▸ DIRECTIONS
Count how many lines in the data below contain the word "offset". Reply with the number alone.

▸ THE DATA

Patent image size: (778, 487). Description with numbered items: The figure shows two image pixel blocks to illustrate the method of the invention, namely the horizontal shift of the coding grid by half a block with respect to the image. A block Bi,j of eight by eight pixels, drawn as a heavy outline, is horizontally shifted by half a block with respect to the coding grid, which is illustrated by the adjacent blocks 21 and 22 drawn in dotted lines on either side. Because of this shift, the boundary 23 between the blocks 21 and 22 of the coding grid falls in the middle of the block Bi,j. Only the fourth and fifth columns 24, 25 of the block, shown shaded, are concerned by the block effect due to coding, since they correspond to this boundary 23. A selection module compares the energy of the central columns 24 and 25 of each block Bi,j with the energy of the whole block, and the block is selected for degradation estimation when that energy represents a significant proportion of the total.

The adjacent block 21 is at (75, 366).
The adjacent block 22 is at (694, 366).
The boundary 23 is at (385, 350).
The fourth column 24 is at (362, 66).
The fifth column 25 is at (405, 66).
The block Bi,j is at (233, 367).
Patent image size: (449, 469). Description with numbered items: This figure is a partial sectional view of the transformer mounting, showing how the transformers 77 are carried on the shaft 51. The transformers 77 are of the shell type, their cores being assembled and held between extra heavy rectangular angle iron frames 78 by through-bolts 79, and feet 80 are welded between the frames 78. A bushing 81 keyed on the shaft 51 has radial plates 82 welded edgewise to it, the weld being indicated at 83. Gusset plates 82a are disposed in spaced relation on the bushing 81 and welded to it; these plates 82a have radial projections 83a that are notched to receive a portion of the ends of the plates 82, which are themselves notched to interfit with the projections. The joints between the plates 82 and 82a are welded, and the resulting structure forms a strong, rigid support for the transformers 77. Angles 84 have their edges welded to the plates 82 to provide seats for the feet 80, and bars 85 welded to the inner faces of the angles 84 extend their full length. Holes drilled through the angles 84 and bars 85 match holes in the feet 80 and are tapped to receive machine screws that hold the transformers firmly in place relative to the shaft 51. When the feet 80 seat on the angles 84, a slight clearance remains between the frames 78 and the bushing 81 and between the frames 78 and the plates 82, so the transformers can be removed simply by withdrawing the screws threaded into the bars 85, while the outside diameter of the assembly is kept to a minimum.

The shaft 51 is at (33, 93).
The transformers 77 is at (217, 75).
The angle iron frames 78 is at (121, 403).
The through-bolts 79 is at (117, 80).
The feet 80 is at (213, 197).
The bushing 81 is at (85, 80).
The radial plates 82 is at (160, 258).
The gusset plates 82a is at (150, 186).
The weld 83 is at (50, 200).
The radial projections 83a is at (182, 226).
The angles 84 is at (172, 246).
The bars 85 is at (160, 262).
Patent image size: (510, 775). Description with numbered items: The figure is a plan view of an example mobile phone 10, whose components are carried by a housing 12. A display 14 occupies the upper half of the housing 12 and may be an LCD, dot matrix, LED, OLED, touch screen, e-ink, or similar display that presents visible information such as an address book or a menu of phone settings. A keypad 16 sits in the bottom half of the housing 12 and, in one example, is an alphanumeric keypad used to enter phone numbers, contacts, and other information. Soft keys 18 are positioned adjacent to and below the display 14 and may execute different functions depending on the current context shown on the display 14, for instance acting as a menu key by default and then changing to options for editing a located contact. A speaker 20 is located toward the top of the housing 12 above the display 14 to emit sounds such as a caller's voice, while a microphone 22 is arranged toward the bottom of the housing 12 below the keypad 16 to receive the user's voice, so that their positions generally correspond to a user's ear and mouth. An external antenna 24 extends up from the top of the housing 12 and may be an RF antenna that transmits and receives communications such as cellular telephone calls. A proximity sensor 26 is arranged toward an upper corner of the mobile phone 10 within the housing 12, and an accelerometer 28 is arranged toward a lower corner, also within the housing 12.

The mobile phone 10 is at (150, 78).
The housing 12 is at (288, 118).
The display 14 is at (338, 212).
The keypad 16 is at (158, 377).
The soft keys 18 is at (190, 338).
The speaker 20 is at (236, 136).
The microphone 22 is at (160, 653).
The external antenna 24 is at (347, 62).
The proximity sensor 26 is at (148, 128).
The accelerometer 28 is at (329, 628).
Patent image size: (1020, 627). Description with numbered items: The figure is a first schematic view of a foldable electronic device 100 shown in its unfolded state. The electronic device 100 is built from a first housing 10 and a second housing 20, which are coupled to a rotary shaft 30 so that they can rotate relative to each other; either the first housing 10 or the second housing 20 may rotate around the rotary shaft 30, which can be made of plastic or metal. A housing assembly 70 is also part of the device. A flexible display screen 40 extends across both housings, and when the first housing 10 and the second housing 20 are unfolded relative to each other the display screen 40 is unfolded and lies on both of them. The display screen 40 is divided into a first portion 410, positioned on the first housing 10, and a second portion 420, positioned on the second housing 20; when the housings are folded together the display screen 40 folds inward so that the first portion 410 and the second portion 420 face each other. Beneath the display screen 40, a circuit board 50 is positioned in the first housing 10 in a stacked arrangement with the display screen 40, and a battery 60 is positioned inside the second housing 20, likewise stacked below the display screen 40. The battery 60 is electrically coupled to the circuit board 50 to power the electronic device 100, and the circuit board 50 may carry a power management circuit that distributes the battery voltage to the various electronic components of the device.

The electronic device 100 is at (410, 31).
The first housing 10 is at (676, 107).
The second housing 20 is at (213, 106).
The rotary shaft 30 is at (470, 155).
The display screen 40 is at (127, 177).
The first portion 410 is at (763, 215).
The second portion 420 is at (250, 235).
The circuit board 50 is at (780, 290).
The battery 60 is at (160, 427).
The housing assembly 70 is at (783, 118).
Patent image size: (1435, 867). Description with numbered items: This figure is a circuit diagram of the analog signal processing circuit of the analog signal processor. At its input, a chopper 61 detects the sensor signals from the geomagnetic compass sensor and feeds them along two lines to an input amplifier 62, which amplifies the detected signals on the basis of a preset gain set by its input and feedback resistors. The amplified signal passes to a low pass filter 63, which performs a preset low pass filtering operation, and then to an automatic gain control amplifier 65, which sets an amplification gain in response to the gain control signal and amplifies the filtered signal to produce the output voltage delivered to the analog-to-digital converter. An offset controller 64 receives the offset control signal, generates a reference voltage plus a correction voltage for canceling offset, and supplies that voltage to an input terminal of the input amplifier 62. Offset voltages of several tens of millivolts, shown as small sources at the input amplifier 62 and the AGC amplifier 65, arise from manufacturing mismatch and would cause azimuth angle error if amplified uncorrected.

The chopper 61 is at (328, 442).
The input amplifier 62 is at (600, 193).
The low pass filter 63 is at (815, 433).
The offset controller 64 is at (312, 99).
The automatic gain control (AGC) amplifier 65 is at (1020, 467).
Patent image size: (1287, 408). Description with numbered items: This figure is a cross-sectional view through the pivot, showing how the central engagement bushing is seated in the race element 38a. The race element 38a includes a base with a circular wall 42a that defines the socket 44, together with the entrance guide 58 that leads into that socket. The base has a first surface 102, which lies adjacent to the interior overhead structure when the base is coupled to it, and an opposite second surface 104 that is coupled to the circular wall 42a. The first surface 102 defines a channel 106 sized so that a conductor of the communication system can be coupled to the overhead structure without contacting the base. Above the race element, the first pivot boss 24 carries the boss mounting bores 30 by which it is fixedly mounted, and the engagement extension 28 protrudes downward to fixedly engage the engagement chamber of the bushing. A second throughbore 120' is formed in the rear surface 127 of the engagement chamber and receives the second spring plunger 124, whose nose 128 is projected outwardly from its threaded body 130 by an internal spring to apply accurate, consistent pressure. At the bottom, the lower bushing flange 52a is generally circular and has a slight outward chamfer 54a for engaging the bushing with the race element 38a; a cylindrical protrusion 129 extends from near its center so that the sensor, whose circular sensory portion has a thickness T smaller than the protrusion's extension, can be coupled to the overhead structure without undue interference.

▸ OUTPUT OF THE EXERCISE
2